Measurements of extracellular electric field potentials are widely used in clinical diagnostics and across a broad range of research contexts in cognitive psychology, neurophysiology, and systems neuroscience. Different forms of electroencephalographic (EEG) oscillations and event-related potentials are indicative of various brain states that are associated with distinct behaviors, modes of cognition and disease. In most cases, however, the physiological origins, functional importance and computational roles of electrical potential dynamics and their intracellular correlates remain unclear.
Extracellular field potentials generally reflect the combined dynamics of multiple cell types and electrophysiological mechanisms across a broad range of length scales. This mechanistic complexity has precluded general cell biological interpretations of both normal and pathological electric field oscillations, especially in deep-brain regions. Laminar brain structures such as the mammalian cortex and hippocampus permit charge source density analyses that have allowed some empirical dissections of the electrical sources and sinks in different tissue layers. These analyses are, however, generally uninformative in non-laminar brain structures such as the striatum that contain intermingled, heterogeneous cell types.
What is needed in the art is a tool capable of measuring biological parameters, such as trans-membrane potential dynamics, in a cell-type specific manner, in actively behaving animals. Electrophysiological approaches for measuring intracellular voltage dynamics are usually limited to recordings in single cells and are also nearly prohibitive to perform in a manner that targets specific cell types in behaving animals, especially in sub-cortical brain areas. By comparison, optical techniques for recording the dynamics of large populations of specific neuron-types can work well in behaving animals, via targeted expression of fluorescent protein indicators of intracellular Ca′ concentration. However, intracellular [Ca2+] is an indirect correlate of membrane depolarization, is a poor proxy of spiking activity in many cell types, tracks neither subthreshold, inhibitory, nor oscillatory neural activity well, and does not report fast dynamics on timescales finer than about 25 to 50 milliseconds. These limitations preclude the use of Ca2+ indicators as a general means of tracking large-scale brain oscillatory dynamics in live mammals.

- _REQUIRED ACTIONS_:
1 > Rewrite everything in the passage on extracellular field potentials from "Measurements of extracellular" down to "correlates remain unclear.", replacing "clinical diagnostics" with "medical diagnostics".
2 > List every specific brain structure that the passage on extracellular field potentials names.
3 > Carry the passage on extracellular field potentials further, starting after its last sentence.

- _ENTRIES PROVIDED_:
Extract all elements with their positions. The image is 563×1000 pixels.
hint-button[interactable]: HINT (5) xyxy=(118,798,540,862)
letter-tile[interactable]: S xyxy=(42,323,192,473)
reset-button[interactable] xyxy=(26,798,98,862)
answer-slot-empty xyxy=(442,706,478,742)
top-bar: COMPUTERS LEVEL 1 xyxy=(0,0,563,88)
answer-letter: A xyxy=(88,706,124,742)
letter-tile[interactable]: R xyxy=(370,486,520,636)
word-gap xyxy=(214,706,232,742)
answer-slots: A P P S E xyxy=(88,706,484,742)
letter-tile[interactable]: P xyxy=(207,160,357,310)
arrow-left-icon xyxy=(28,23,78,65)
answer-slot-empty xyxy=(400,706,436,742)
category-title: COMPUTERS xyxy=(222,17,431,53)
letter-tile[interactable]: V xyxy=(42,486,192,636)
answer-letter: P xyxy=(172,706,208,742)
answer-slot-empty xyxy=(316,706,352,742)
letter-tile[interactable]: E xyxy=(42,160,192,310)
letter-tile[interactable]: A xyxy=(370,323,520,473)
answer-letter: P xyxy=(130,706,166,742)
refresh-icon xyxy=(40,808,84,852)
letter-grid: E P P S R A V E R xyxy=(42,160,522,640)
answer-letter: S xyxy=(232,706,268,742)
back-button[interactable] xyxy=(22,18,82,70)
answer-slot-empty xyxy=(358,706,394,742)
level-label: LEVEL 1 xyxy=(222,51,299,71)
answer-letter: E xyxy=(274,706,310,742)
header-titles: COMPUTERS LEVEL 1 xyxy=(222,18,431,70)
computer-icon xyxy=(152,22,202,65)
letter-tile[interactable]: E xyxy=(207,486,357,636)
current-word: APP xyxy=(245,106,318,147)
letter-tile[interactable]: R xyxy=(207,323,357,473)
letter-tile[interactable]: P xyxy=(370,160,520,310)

- _ANSWERS TO THE PROBLEMS_:
1 >
Measurements of extracellular electric field potentials are widely used in medical diagnostics and across a broad range of research contexts in cognitive psychology, neurophysiology, and systems neuroscience. Different forms of electroencephalographic (EEG) oscillations and event-related potentials are indicative of various brain states that are associated with distinct behaviors, modes of cognition and disease. In most cases, however, the physiological origins, functional importance and computational roles of electrical potential dynamics and their intracellular correlates remain unclear.

2 >
- the mammalian cortex
- the hippocampus
- the striatum

3 >
In contrast to these established approaches, genetically encoded fluorescent indicators of membrane voltage directly report both sub-threshold and inhibitory trans-membrane voltage activity. Such indicators therefore provide a possible means of tracking neural membrane potentials in a cell-type specific way in behaving animals. Several prior studies have used either synthetic or genetically encoded fluorescent voltage indicators to monitor sensory evoked potentials in the rodent neocortex. Other optical studies have tracked neocortical voltage oscillations in rodents under or in recovery from anesthesia. However, even the most sensitive existing protein voltage indicators offer modest signaling dynamic ranges; that is, about 1% fluorescence changes (ΔF/F) per 10 mV voltage change in vitro and about 0.5% when averaged across a population in vivo. These amplitudes are comparable to the dynamic ranges of hemodynamic and brain motion artifacts that arise in vivo: about 1% optical fluctuations across 0.1-15 Hz bandwidth. Even in anesthetized animals, sufficient elevation of genetically-encoded voltage signals above physiological noise sources has thus required a combination of single trial averaging and the use of less-sensitive, two-color FRET voltage sensors to reduce physiological artifacts.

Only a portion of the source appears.